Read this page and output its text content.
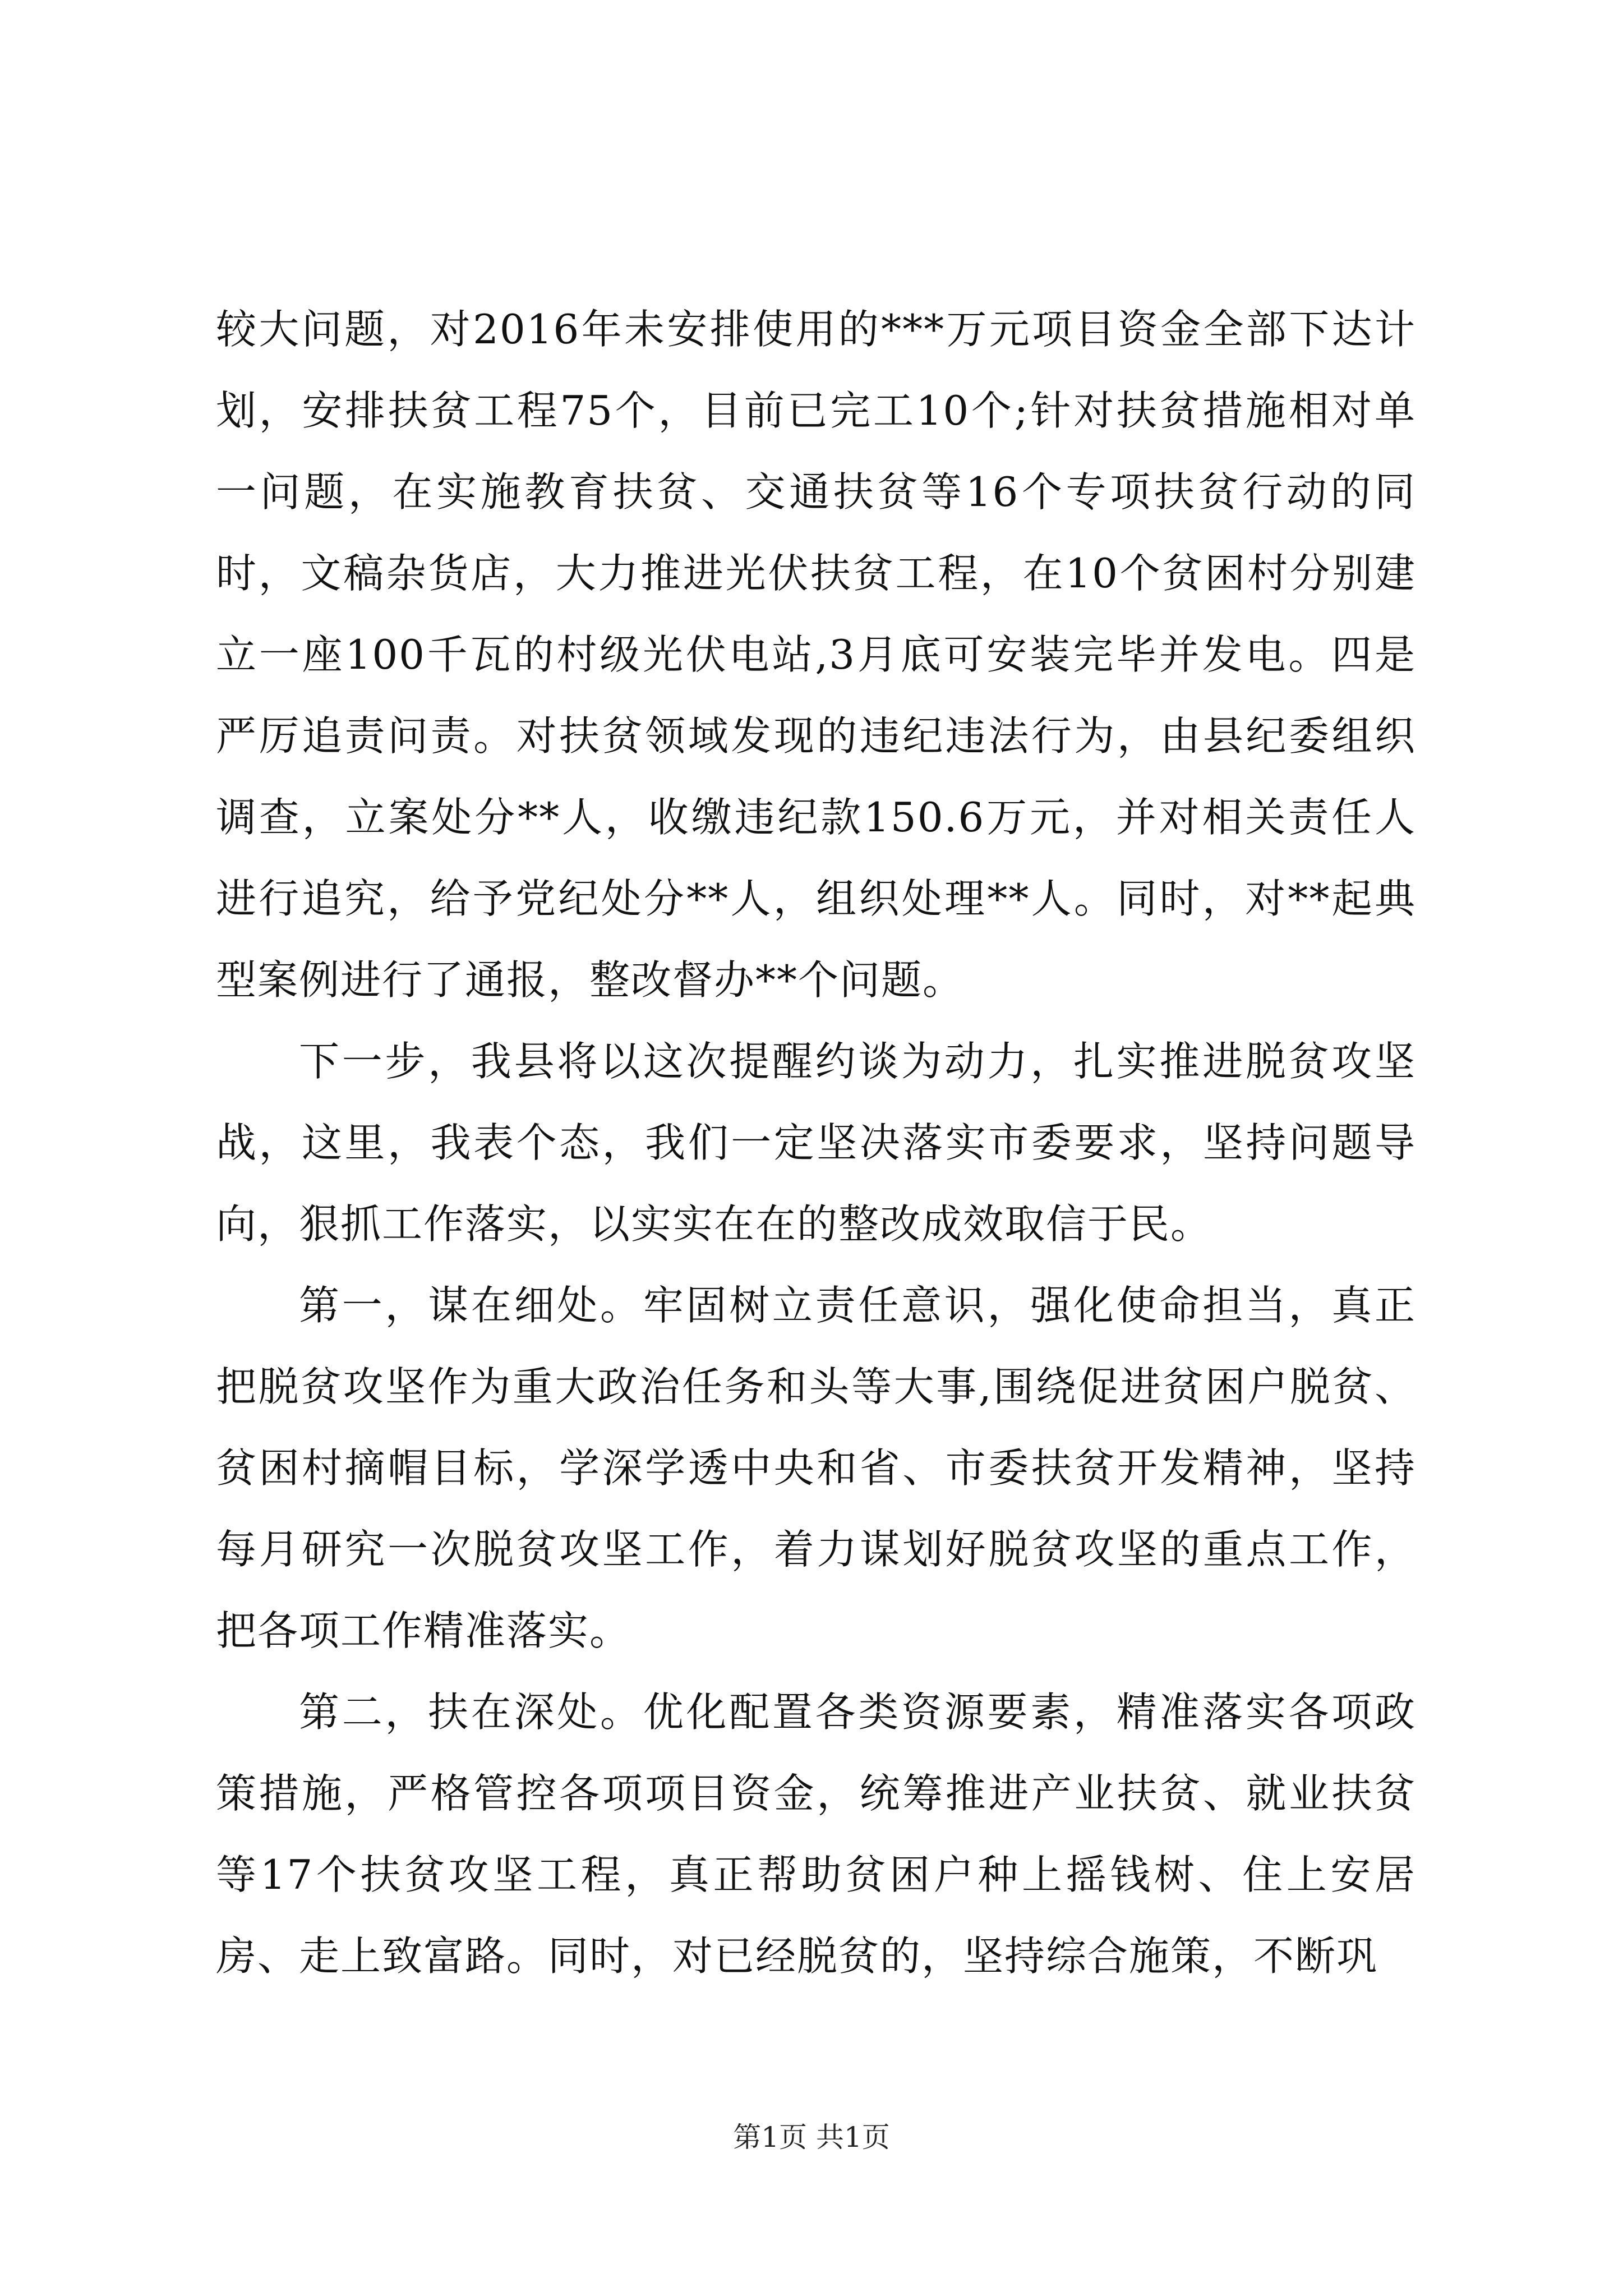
较大问题，对2016年未安排使用的***万元项目资金全部下达计划，安排扶贫工程75个，目前已完工10个;针对扶贫措施相对单一问题，在实施教育扶贫、交通扶贫等16个专项扶贫行动的同时，文稿杂货店，大力推进光伏扶贫工程，在10个贫困村分别建立一座100千瓦的村级光伏电站,3月底可安装完毕并发电。四是严厉追责问责。对扶贫领域发现的违纪违法行为，由县纪委组织调查，立案处分**人，收缴违纪款150.6万元，并对相关责任人进行追究，给予党纪处分**人，组织处理**人。同时，对**起典型案例进行了通报，整改督办**个问题。

下一步，我县将以这次提醒约谈为动力，扎实推进脱贫攻坚战，这里，我表个态，我们一定坚决落实市委要求，坚持问题导向，狠抓工作落实，以实实在在的整改成效取信于民。

第一，谋在细处。牢固树立责任意识，强化使命担当，真正把脱贫攻坚作为重大政治任务和头等大事,围绕促进贫困户脱贫、贫困村摘帽目标，学深学透中央和省、市委扶贫开发精神，坚持每月研究一次脱贫攻坚工作，着力谋划好脱贫攻坚的重点工作，把各项工作精准落实。

第二，扶在深处。优化配置各类资源要素，精准落实各项政策措施，严格管控各项项目资金，统筹推进产业扶贫、就业扶贫等17个扶贫攻坚工程，真正帮助贫困户种上摇钱树、住上安居房、走上致富路。同时，对已经脱贫的，坚持综合施策，不断巩

第1页 共1页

----------------------------------------

WHAT THE EXERCISE ASKS:
The material above must be printed exactly, with its pictures left out.

FULL SOLUTION:
Read this page and output its text content.
较大问题，对2016年未安排使用的***万元项目资金全部下达计划，安排扶贫工程75个，目前已完工10个;针对扶贫措施相对单一问题，在实施教育扶贫、交通扶贫等16个专项扶贫行动的同时，文稿杂货店，大力推进光伏扶贫工程，在10个贫困村分别建立一座100千瓦的村级光伏电站,3月底可安装完毕并发电。四是严厉追责问责。对扶贫领域发现的违纪违法行为，由县纪委组织调查，立案处分**人，收缴违纪款150.6万元，并对相关责任人进行追究，给予党纪处分**人，组织处理**人。同时，对**起典型案例进行了通报，整改督办**个问题。

下一步，我县将以这次提醒约谈为动力，扎实推进脱贫攻坚战，这里，我表个态，我们一定坚决落实市委要求，坚持问题导向，狠抓工作落实，以实实在在的整改成效取信于民。

第一，谋在细处。牢固树立责任意识，强化使命担当，真正把脱贫攻坚作为重大政治任务和头等大事,围绕促进贫困户脱贫、贫困村摘帽目标，学深学透中央和省、市委扶贫开发精神，坚持每月研究一次脱贫攻坚工作，着力谋划好脱贫攻坚的重点工作，把各项工作精准落实。

第二，扶在深处。优化配置各类资源要素，精准落实各项政策措施，严格管控各项项目资金，统筹推进产业扶贫、就业扶贫等17个扶贫攻坚工程，真正帮助贫困户种上摇钱树、住上安居房、走上致富路。同时，对已经脱贫的，坚持综合施策，不断巩

第1页 共1页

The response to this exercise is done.